▶ _TEXT PASSAGE_:
####
Sure, it’s hands-down the premier venue for top-flight equine competitions, but Ocala’s new World Equestrian Center (WEC) is also an enticing destination with something for everyone in our community to enjoy.
For four years the Marion County community watched and waited as we got announcements of the planned northwest Ocala complex spread between State Road 40 and the Golden Ocala Golf & Equestrian Club.
We saw the billboards with grand renderings of the property’s flagship Equestrian Hotel. We watched as entrance gates were erected on State Road 40 and Northwest 80th Avenue, catching glimpses of enormous arenas and barn structures being built. We saw thousands of trees, bushes, plants and flowers going in. We heard rumors that the Roberts family’s new endeavor would be bigger and better than their existing WEC in Wilmington, Ohio. And we wondered—what will it be like, and when will I get to see it?
Well, the wait is over and it was well worth it. The Horse Capital of the World’s new venue is undoubtedly the state’s premier horse show facility, but it is so much more than a haven for horses and their owners. At a VIP preview on December 9th, Roby Roberts gifted it to all of us.
“The main thing we say is that the World Equestrian Center belongs to everybody,” he declared.
####
▶ _RAW RECORDS_:
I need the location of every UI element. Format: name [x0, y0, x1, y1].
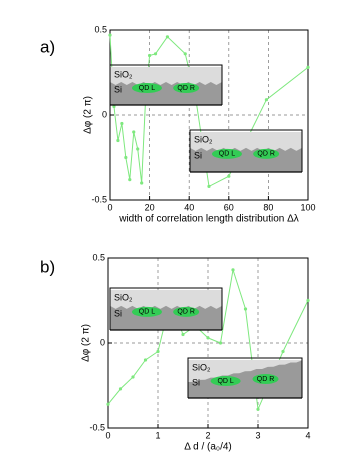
data-point [156, 349, 160, 354]
substrate-layer [110, 82, 222, 105]
data-point [306, 298, 310, 303]
data-point [128, 178, 132, 182]
substrate-layer [188, 360, 302, 398]
inset-frame [109, 287, 223, 330]
data-point [143, 358, 148, 362]
dot-label: QD L [139, 309, 155, 316]
substrate-label: Si [114, 308, 122, 318]
data-point [136, 147, 140, 151]
x-axis-label: Δ d / (a₀/4) [184, 442, 232, 453]
substrate-layer [190, 147, 302, 172]
data-point [108, 33, 112, 37]
x-axis-label: width of correlation length distribution… [118, 214, 299, 225]
y-tick-label: 0.5 [92, 252, 105, 262]
data-point [243, 307, 248, 311]
data-point [106, 402, 110, 406]
dot-label: QD L [219, 151, 235, 158]
inset-diagram: SiO₂ Si QD L QD R [109, 64, 223, 106]
data-point [206, 336, 210, 340]
dot-label: QD L [139, 85, 155, 92]
data-point [116, 138, 120, 143]
y-axis-label: Δφ (2 π) [83, 96, 94, 134]
data-point [112, 104, 116, 109]
dot-label: QD R [257, 376, 275, 383]
oxide-label: SiO₂ [194, 134, 213, 144]
panel-label: b) [40, 257, 55, 276]
quantum-dot [131, 306, 162, 317]
x-tick-label: 3 [255, 430, 260, 440]
oxide-label: SiO₂ [192, 362, 211, 372]
substrate-label: Si [192, 377, 200, 387]
substrate-layer [110, 305, 222, 330]
data-point [218, 341, 223, 345]
inset-diagram: SiO₂ Si QD L QD R [187, 357, 303, 399]
y-tick-label: 0 [100, 337, 105, 347]
x-tick-label: 1 [155, 430, 160, 440]
dot-label: QD R [177, 85, 195, 92]
data-point [264, 98, 269, 102]
data-point [256, 407, 260, 411]
data-point [118, 387, 123, 391]
data-point [165, 35, 170, 39]
oxide-label: SiO₂ [114, 69, 133, 79]
data-point [153, 52, 158, 56]
x-tick-label: 80 [263, 202, 273, 212]
y-tick-label: 0.5 [94, 24, 107, 34]
inset-diagram: SiO₂ Si QD L QD R [189, 129, 303, 173]
inset-frame [109, 64, 223, 105]
inset-frame [189, 129, 303, 172]
y-tick-label: -0.5 [91, 194, 107, 204]
x-tick-label: 2 [205, 430, 210, 440]
data-point [181, 332, 185, 337]
x-tick-label: 60 [224, 202, 234, 212]
data-point [140, 181, 144, 185]
quantum-dot [210, 376, 241, 386]
quantum-dot [211, 148, 242, 159]
data-point [227, 174, 231, 178]
inset-diagram: SiO₂ Si QD L QD R [109, 287, 223, 331]
x-tick-label: 0 [107, 202, 112, 212]
quantum-dot [173, 83, 200, 93]
oxide-label: SiO₂ [114, 292, 133, 302]
quantum-dot [173, 306, 200, 317]
dot-label: QD L [217, 378, 233, 385]
x-tick-label: 0 [105, 430, 110, 440]
data-point [183, 52, 187, 56]
data-point [207, 184, 211, 188]
y-tick-label: -0.5 [89, 422, 105, 432]
data-point [124, 155, 128, 160]
data-point [231, 268, 235, 272]
quantum-dot [131, 83, 162, 93]
data-point [132, 130, 136, 134]
dot-label: QD R [177, 309, 195, 316]
dot-label: QD R [257, 151, 275, 158]
x-tick-label: 100 [300, 202, 315, 212]
substrate-label: Si [114, 84, 122, 94]
x-tick-label: 40 [184, 202, 194, 212]
data-point [306, 65, 310, 69]
quantum-dot [252, 374, 279, 384]
panel-label: a) [40, 37, 55, 56]
y-tick-label: 0 [102, 109, 107, 119]
data-point [120, 121, 124, 126]
x-tick-label: 20 [145, 202, 155, 212]
x-tick-label: 4 [305, 430, 310, 440]
data-point [131, 375, 135, 379]
y-axis-label: Δφ (2 π) [81, 324, 92, 362]
data-point [281, 349, 285, 354]
quantum-dot [253, 148, 280, 159]
substrate-label: Si [194, 150, 202, 160]
inset-frame [187, 357, 303, 398]
data-point [148, 53, 152, 58]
####
▶ _PROBLEMS AND TASKS_:
• a. Pick out each line of the entries containing the string "frame", matching case exactly.
• b. Write the next part of the article about Ocala's World Equestrian Center, picking up after its final sentence.
The article about Ocala's World Equestrian Center and the entries are unrelated material.

▶ _ANSWERS_:
• a.
inset-frame [109, 287, 223, 330]
inset-frame [109, 64, 223, 105]
inset-frame [189, 129, 303, 172]
inset-frame [187, 357, 303, 398]

• b.
Roby is the son of Ralph “Larry” and Mary Roberts, whose first enterprise was R+L Carriers. They built Golden Ocala Golf & Equestrian Club, and WEC Ocala is their latest dream come true.
“The goal is to get the whole community involved,” Roby Roberts continued, “and
have people come here and jog at nighttime and enjoy the restaurants, enjoy all the different events, from car shows to auctions to dog shows to horse shows. So we’re much, much more than the equestrian center… Welcome to your new home, the World Equestrian Center.”
Events for Everyone
Spread across more than 300 acres, with plenty of room to continue development, the sprawling complex includes multiple spaces which can be rented for all types of events.
The 8,000-seat Hunterland stadium, with its two covered grandstands, 30 feet by 60 feet Jumbotron and lighting for nighttime events, is not only the complex’s largest space for world championship hunter/jumper events such as a Grand Prix, it’s also a perfect space for concerts, graduations or other large spectator events.
Multiple outdoor venues were designed to accommodate a variety of athletic, recreational and sporting events, which could include soccer or lacrosse.
Roberts envisions drive-in movie nights, viewed via golf cart.
“We have 500 golf carts that we purchased and we have these giant screens inside the arena,” he notes. “So, you can rent a golf cart and have dinner and have a date night…like a drive-in movie in a golf cart.”
His wife, Jennie, adds that music will be another component to creating a welcoming atmosphere.
“We’d love to have some live music,” she says. “People can eat outside and listen to the live music.
We want to always have something going on so everybody feels welcome.”
Five exposition centers, at 132,300 square feet each, provide indoor space big enough for all types of conventions and trade shows as well as dog or other animal shows. They can be set up for volleyball or basketball games and dance, cheerleading or martial arts events.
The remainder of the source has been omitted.